● **What the task asks**:
Quote the stretch of the millennial narcissism text from "Syzygy made sure" through "authority and self-sufficiency.", word for word.

The report lists several identifiers for narcissism: using “on-demand apps” like Uber, being unwilling to share your smartphone with a friend, preferring to give up breakfast over your phone, using more social media, taking selfies, owning a selfie stick and spending more time on your smartphone. Because millennials are more likely to have those preferences and because they score higher in general on narcissism tests, they’re deemed 16 percent more narcissistic than non-millenials. The report suggested Idaho is among the states with the least narcissistic millennials, sharing that space with Iowa, North Dakota, West Virginia. The most narcissistic millennials apparently live in California, Connecticut, Georgia and New Jersey, according to the report.

Syzygy made sure to include a flattering auto-bio: “Our positive approach is what makes us distinctive. So if you believe in building on strengths rather than focusing on weaknesses, in pleasure-points rather than pain-points, and in harnessing what’s right rather than what’s wrong, then you’ve come to the right place.”

Among the “positive” traits the agency identifies in young people? Entitlement, superiority, exhibitionism, vanity, exploitativeness, authority and self-sufficiency.

Millennials came of age during the worst economic crisis in the United States since the Great Depression. They entered the job market when hiring and wages were relatively stagnant. They grew up during two of the longest wars in U.S. history. Their initiation into politics happened as the country has become ideologically polarized. They shoulder enormous student debt in a workforce that all but requires a college education. And apparently, young people also enjoy the convenience of emerging technology. Bunch of narcissists.

● **Collected data**:
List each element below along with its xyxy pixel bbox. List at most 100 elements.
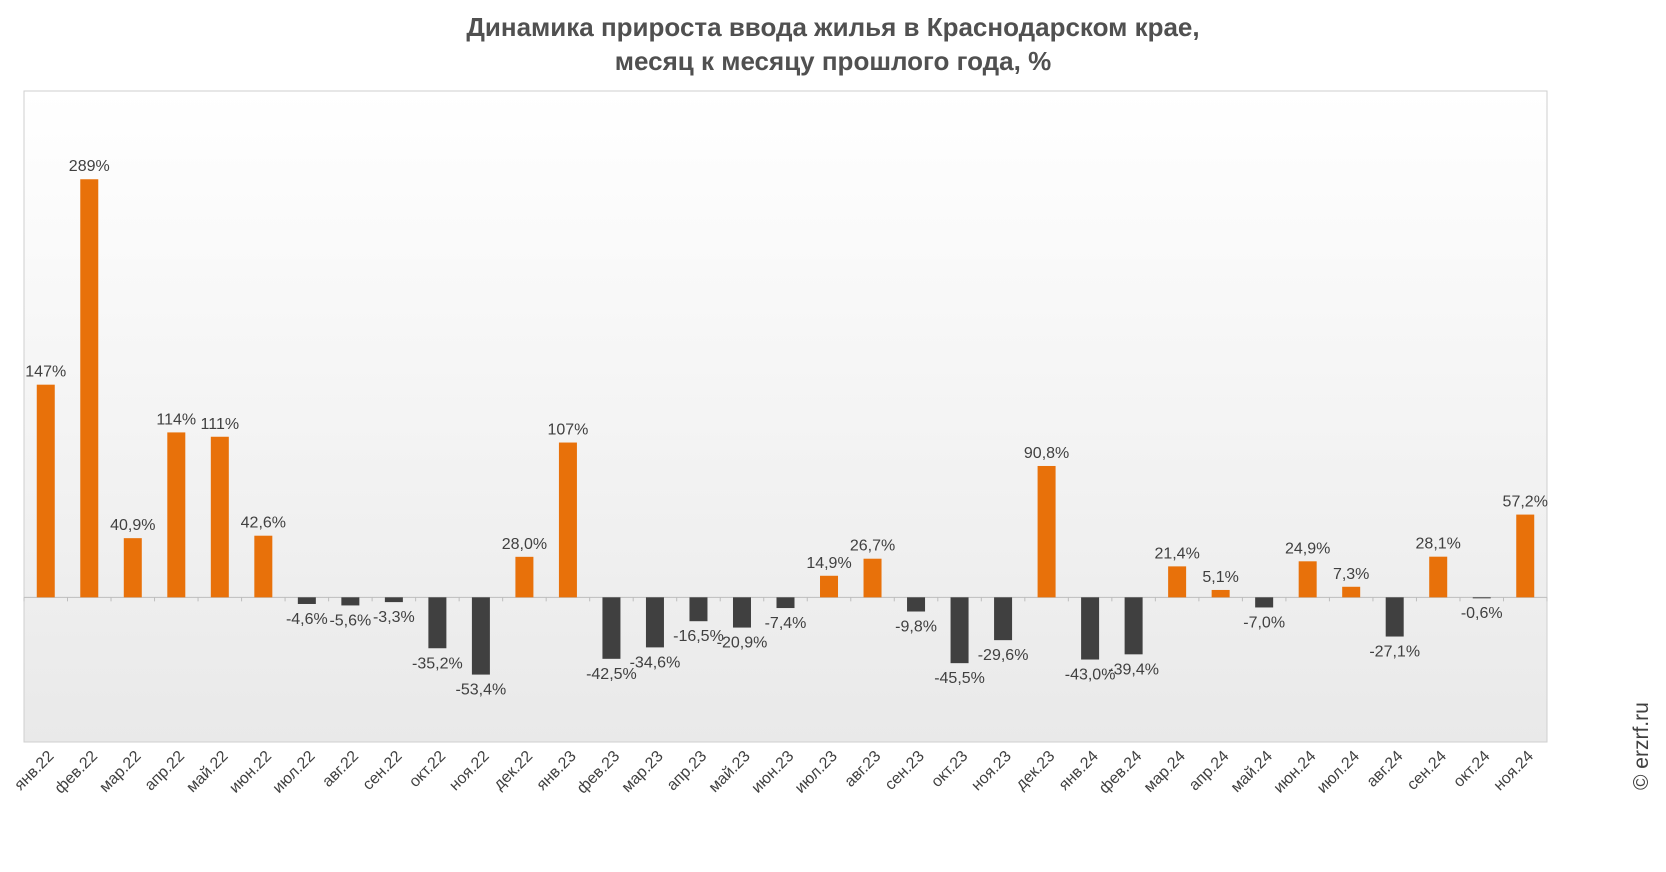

● **Final result**:
Syzygy made sure to include a flattering auto-bio: “Our positive approach is what makes us distinctive. So if you believe in building on strengths rather than focusing on weaknesses, in pleasure-points rather than pain-points, and in harnessing what’s right rather than what’s wrong, then you’ve come to the right place.”

Among the “positive” traits the agency identifies in young people? Entitlement, superiority, exhibitionism, vanity, exploitativeness, authority and self-sufficiency.